=== Exercise aim ===
Search the listing below for the string "name" and copy every line where it occurs.

## begin Data supplied

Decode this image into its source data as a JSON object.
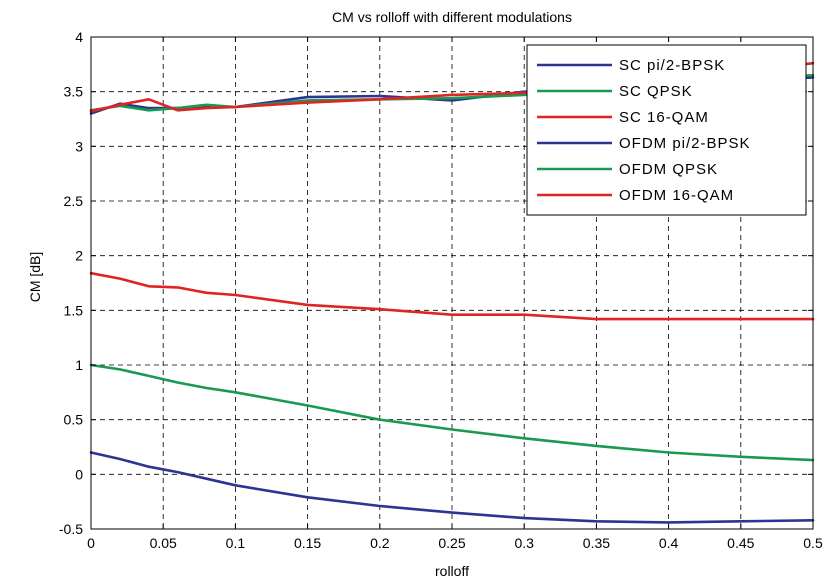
{
  "chart_data": {
    "type": "line",
    "title": "CM vs rolloff with different modulations",
    "xlabel": "rolloff",
    "ylabel": "CM [dB]",
    "xlim": [
      0,
      0.5
    ],
    "ylim": [
      -0.5,
      4
    ],
    "xticks": [
      0,
      0.05,
      0.1,
      0.15,
      0.2,
      0.25,
      0.3,
      0.35,
      0.4,
      0.45,
      0.5
    ],
    "xtick_labels": [
      "0",
      "0.05",
      "0.1",
      "0.15",
      "0.2",
      "0.25",
      "0.3",
      "0.35",
      "0.4",
      "0.45",
      "0.5"
    ],
    "yticks": [
      -0.5,
      0,
      0.5,
      1,
      1.5,
      2,
      2.5,
      3,
      3.5,
      4
    ],
    "ytick_labels": [
      "-0.5",
      "0",
      "0.5",
      "1",
      "1.5",
      "2",
      "2.5",
      "3",
      "3.5",
      "4"
    ],
    "grid": true,
    "legend_position": "top-right",
    "series": [
      {
        "name": "SC pi/2-BPSK",
        "color": "#2b3592",
        "x": [
          0,
          0.02,
          0.04,
          0.06,
          0.08,
          0.1,
          0.15,
          0.2,
          0.25,
          0.3,
          0.35,
          0.4,
          0.45,
          0.5
        ],
        "y": [
          0.2,
          0.14,
          0.07,
          0.02,
          -0.04,
          -0.1,
          -0.21,
          -0.29,
          -0.35,
          -0.4,
          -0.43,
          -0.44,
          -0.43,
          -0.42
        ]
      },
      {
        "name": "SC QPSK",
        "color": "#1a9a50",
        "x": [
          0,
          0.02,
          0.04,
          0.06,
          0.08,
          0.1,
          0.15,
          0.2,
          0.25,
          0.3,
          0.35,
          0.4,
          0.45,
          0.5
        ],
        "y": [
          1.0,
          0.96,
          0.9,
          0.84,
          0.79,
          0.75,
          0.63,
          0.5,
          0.41,
          0.33,
          0.26,
          0.2,
          0.16,
          0.13
        ]
      },
      {
        "name": "SC 16-QAM",
        "color": "#e02424",
        "x": [
          0,
          0.02,
          0.04,
          0.06,
          0.08,
          0.1,
          0.15,
          0.2,
          0.25,
          0.3,
          0.35,
          0.4,
          0.45,
          0.5
        ],
        "y": [
          1.84,
          1.79,
          1.72,
          1.71,
          1.66,
          1.64,
          1.55,
          1.51,
          1.46,
          1.46,
          1.42,
          1.42,
          1.42,
          1.42
        ]
      },
      {
        "name": "OFDM pi/2-BPSK",
        "color": "#2b3592",
        "x": [
          0,
          0.02,
          0.04,
          0.06,
          0.08,
          0.1,
          0.15,
          0.2,
          0.25,
          0.3,
          0.35,
          0.4,
          0.45,
          0.5
        ],
        "y": [
          3.3,
          3.39,
          3.35,
          3.35,
          3.36,
          3.36,
          3.45,
          3.46,
          3.42,
          3.5,
          3.52,
          3.56,
          3.6,
          3.63
        ]
      },
      {
        "name": "OFDM QPSK",
        "color": "#1a9a50",
        "x": [
          0,
          0.02,
          0.04,
          0.06,
          0.08,
          0.1,
          0.15,
          0.2,
          0.25,
          0.3,
          0.35,
          0.4,
          0.45,
          0.5
        ],
        "y": [
          3.33,
          3.37,
          3.33,
          3.35,
          3.38,
          3.36,
          3.42,
          3.43,
          3.44,
          3.47,
          3.53,
          3.58,
          3.62,
          3.65
        ]
      },
      {
        "name": "OFDM 16-QAM",
        "color": "#e02424",
        "x": [
          0,
          0.02,
          0.04,
          0.06,
          0.08,
          0.1,
          0.15,
          0.2,
          0.25,
          0.3,
          0.35,
          0.4,
          0.45,
          0.5
        ],
        "y": [
          3.32,
          3.38,
          3.43,
          3.33,
          3.35,
          3.36,
          3.4,
          3.43,
          3.47,
          3.49,
          3.55,
          3.62,
          3.68,
          3.76
        ]
      }
    ]
  }
}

## end Data supplied

=== Result ===
        "name": "SC pi/2-BPSK",
        "name": "SC QPSK",
        "name": "SC 16-QAM",
        "name": "OFDM pi/2-BPSK",
        "name": "OFDM QPSK",
        "name": "OFDM 16-QAM",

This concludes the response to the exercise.